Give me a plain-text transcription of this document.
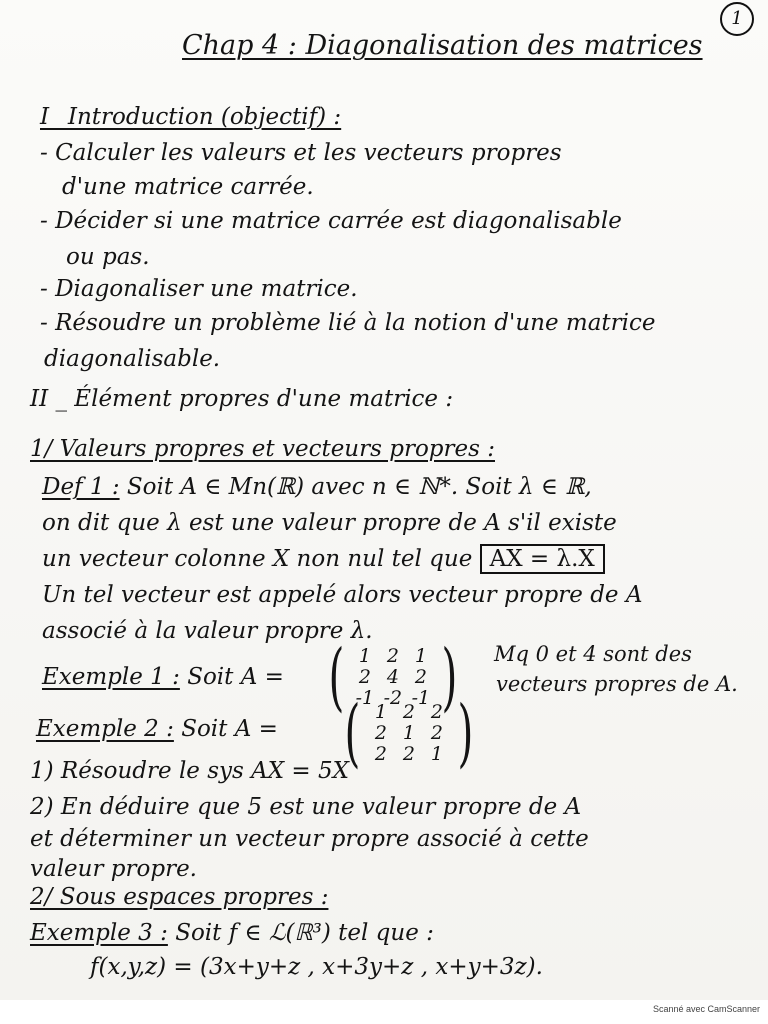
1
Chap 4 : Diagonalisation des matrices
I_ Introduction (objectif) :
- Calculer les valeurs et les vecteurs propres
d'une matrice carrée.
- Décider si une matrice carrée est diagonalisable
ou pas.
- Diagonaliser une matrice.
- Résoudre un problème lié à la notion d'une matrice
diagonalisable.
II _ Élément propres d'une matrice :
1/ Valeurs propres et vecteurs propres :
Def 1 : Soit A ∈ Mn(ℝ) avec n ∈ ℕ*. Soit λ ∈ ℝ,
on dit que λ est une valeur propre de A s'il existe
un vecteur colonne X non nul tel que AX = λ.X
Un tel vecteur est appelé alors vecteur propre de A
associé à la valeur propre λ.
Exemple 1 : Soit A = ( 1 2 1
2 4 2
-1 -2 -1 ) Mq 0 et 4 sont des
vecteurs propres de A.
Exemple 2 : Soit A = ( 1 2 2
2 1 2
2 2 1 )
1) Résoudre le sys AX = 5X
2) En déduire que 5 est une valeur propre de A
et déterminer un vecteur propre associé à cette
valeur propre.
2/ Sous espaces propres :
Exemple 3 : Soit f ∈ ℒ(ℝ³) tel que :
f(x,y,z) = (3x+y+z , x+3y+z , x+y+3z).
Scanné avec CamScanner
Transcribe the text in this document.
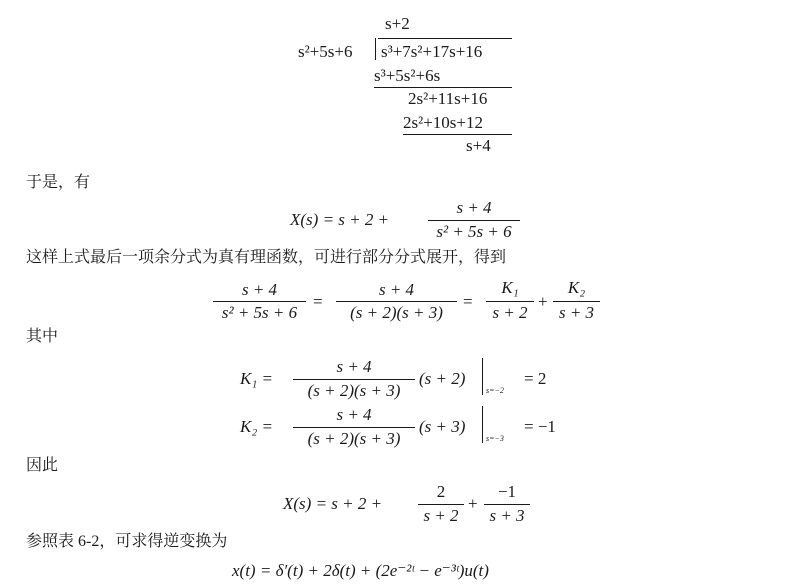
s+2
s²+5s+6 s³+7s²+17s+16
s³+5s²+6s
2s²+11s+16
2s²+10s+12
s+4
于是，有
X(s) = s + 2 +
s + 4
s² + 5s + 6
这样上式最后一项余分式为真有理函数，可进行部分分式展开，得到
s + 4
s² + 5s + 6
=
s + 4
(s + 2)(s + 3)
=
K₁
s + 2
+
K₂
s + 3
其中
K₁ =
s + 4
(s + 2)(s + 3)
(s + 2)
s=−2
= 2
K₂ =
s + 4
(s + 2)(s + 3)
(s + 3)
s=−3
= −1
因此
X(s) = s + 2 +
2
s + 2
+
−1
s + 3
参照表 6-2，可求得逆变换为
x(t) = δ′(t) + 2δ(t) + (2e⁻²ᵗ − e⁻³ᵗ)u(t)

---

# [SET PROBLEM]
Repeat exactly the lines in the entries from the one containing "Transcribe the text in this document." to the final line, inclusive, and nothing beyond them; skip pictures.

# [FULL ANSWER]
Transcribe the text in this document.
s+2
s²+5s+6 s³+7s²+17s+16
s³+5s²+6s
2s²+11s+16
2s²+10s+12
s+4
于是，有
X(s) = s + 2 +
s + 4
s² + 5s + 6
这样上式最后一项余分式为真有理函数，可进行部分分式展开，得到
s + 4
s² + 5s + 6
=
s + 4
(s + 2)(s + 3)
=
K₁
s + 2
+
K₂
s + 3
其中
K₁ =
s + 4
(s + 2)(s + 3)
(s + 2)
s=−2
= 2
K₂ =
s + 4
(s + 2)(s + 3)
(s + 3)
s=−3
= −1
因此
X(s) = s + 2 +
2
s + 2
+
−1
s + 3
参照表 6-2，可求得逆变换为
x(t) = δ′(t) + 2δ(t) + (2e⁻²ᵗ − e⁻³ᵗ)u(t)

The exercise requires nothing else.